## WHAT IS EXPECTED
Note how many lines hold "genere" and report that number by itself.

* * * *

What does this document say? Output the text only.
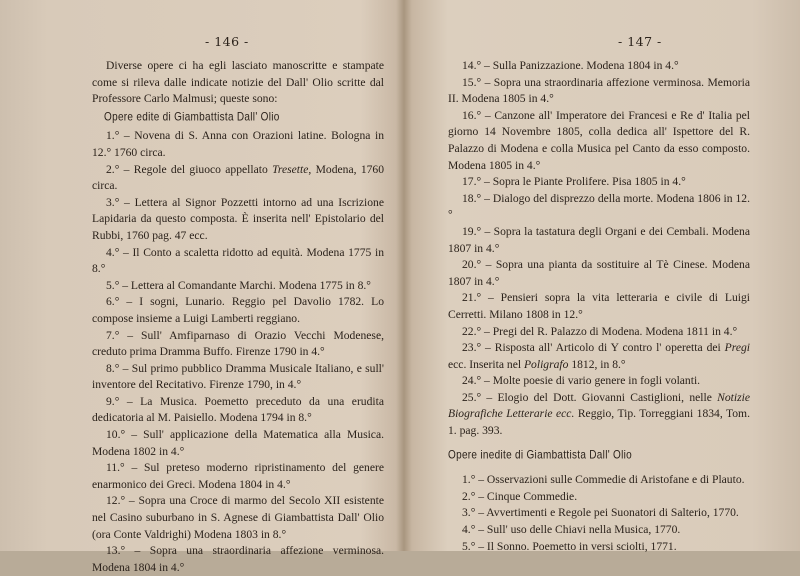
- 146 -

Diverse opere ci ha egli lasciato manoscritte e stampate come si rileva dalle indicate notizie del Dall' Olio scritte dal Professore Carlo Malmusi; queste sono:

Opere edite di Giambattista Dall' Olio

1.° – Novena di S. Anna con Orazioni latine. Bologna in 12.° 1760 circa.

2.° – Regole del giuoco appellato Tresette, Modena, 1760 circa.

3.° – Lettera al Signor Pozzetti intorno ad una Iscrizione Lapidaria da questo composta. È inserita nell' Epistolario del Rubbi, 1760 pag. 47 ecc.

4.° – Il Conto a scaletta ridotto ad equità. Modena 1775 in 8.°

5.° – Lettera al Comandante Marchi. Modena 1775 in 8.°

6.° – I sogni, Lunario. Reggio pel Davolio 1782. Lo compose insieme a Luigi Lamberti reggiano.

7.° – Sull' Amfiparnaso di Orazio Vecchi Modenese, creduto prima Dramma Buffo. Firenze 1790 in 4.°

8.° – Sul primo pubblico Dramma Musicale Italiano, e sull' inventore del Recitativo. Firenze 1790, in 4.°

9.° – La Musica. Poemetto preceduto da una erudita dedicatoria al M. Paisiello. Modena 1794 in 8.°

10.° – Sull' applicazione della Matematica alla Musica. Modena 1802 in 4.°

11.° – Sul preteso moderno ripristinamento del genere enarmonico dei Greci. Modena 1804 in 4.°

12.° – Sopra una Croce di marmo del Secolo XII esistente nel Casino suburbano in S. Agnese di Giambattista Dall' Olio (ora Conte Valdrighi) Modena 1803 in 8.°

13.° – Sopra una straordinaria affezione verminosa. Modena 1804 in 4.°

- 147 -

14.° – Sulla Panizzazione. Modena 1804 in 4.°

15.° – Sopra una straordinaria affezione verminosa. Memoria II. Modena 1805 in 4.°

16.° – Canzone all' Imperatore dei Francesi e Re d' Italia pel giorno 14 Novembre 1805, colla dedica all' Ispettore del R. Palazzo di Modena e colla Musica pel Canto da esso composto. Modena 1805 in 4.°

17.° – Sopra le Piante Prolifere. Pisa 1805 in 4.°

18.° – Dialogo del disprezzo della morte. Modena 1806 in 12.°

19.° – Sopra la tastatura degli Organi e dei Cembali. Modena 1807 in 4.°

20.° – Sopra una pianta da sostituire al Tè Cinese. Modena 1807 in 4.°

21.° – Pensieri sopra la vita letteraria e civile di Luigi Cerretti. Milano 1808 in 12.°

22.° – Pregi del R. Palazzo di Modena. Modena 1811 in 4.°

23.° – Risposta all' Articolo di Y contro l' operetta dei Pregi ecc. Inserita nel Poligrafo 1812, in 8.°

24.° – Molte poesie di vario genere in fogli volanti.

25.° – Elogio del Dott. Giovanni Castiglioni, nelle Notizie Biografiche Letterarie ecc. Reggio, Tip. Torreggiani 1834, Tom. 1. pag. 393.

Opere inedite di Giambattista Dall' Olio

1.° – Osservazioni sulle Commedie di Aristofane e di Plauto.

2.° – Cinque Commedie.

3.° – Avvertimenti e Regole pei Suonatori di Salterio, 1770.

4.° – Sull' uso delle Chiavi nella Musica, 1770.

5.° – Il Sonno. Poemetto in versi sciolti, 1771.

* * * *

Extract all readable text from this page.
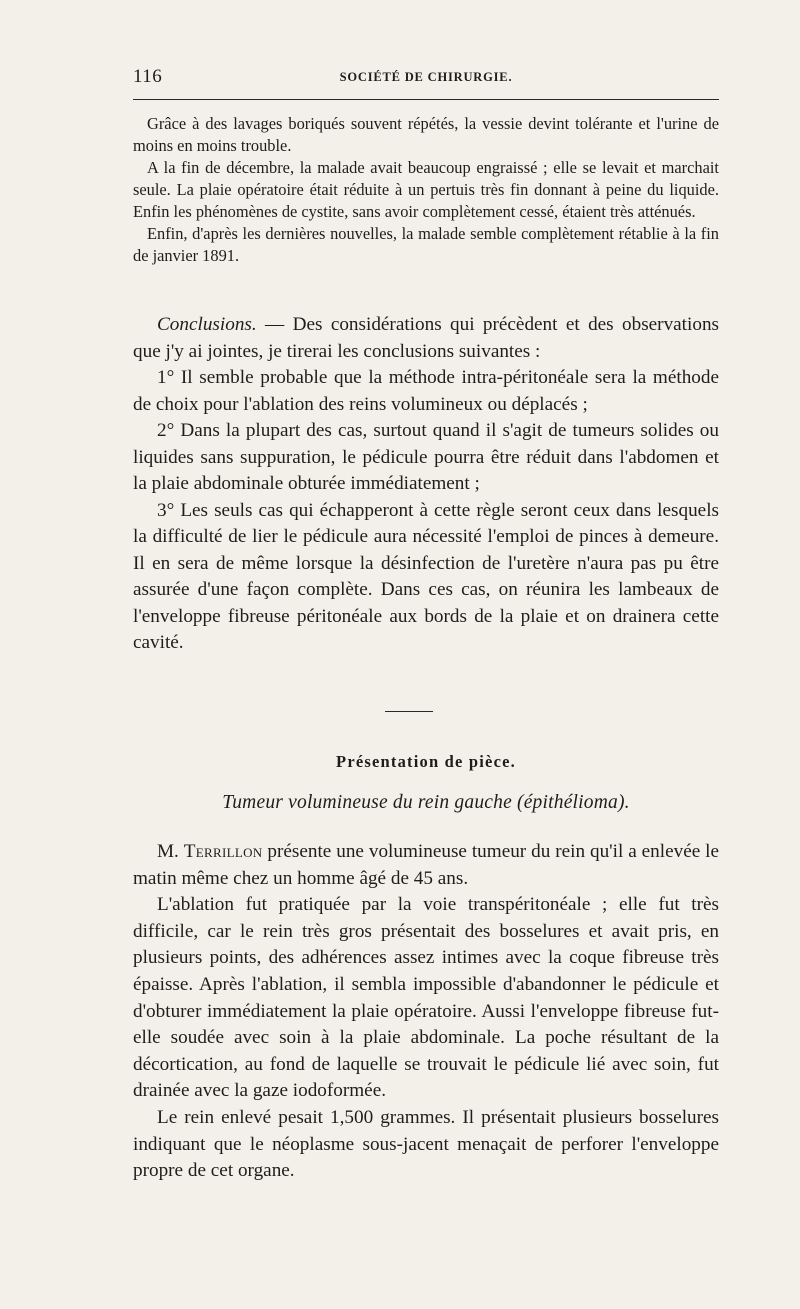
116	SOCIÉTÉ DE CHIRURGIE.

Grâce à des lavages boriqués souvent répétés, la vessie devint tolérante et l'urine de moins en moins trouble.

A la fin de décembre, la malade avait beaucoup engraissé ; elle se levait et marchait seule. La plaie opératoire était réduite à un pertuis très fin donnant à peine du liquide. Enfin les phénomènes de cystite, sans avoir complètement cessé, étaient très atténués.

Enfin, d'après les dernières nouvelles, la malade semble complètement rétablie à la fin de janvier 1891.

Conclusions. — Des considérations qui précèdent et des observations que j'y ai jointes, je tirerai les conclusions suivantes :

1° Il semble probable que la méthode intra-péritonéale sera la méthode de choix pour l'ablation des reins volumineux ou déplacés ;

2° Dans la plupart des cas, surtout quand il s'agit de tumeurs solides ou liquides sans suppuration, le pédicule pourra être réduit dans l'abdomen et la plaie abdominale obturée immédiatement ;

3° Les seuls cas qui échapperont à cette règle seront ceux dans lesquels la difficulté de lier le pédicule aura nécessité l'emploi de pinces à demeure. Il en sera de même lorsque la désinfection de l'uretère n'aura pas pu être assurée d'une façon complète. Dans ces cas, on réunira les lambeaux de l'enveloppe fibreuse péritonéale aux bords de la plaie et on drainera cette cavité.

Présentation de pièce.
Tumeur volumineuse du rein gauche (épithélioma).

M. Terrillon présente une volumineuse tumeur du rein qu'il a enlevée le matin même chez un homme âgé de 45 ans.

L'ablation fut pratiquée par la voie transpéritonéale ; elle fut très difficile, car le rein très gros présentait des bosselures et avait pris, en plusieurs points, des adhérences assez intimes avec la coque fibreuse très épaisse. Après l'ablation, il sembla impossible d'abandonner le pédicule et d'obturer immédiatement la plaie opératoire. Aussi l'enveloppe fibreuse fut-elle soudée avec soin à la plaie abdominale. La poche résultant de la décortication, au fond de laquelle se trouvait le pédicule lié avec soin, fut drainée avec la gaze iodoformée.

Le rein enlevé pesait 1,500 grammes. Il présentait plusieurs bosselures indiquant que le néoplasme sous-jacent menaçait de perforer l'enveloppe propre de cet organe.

* * * *

## OUTPUT OF THE TASK
2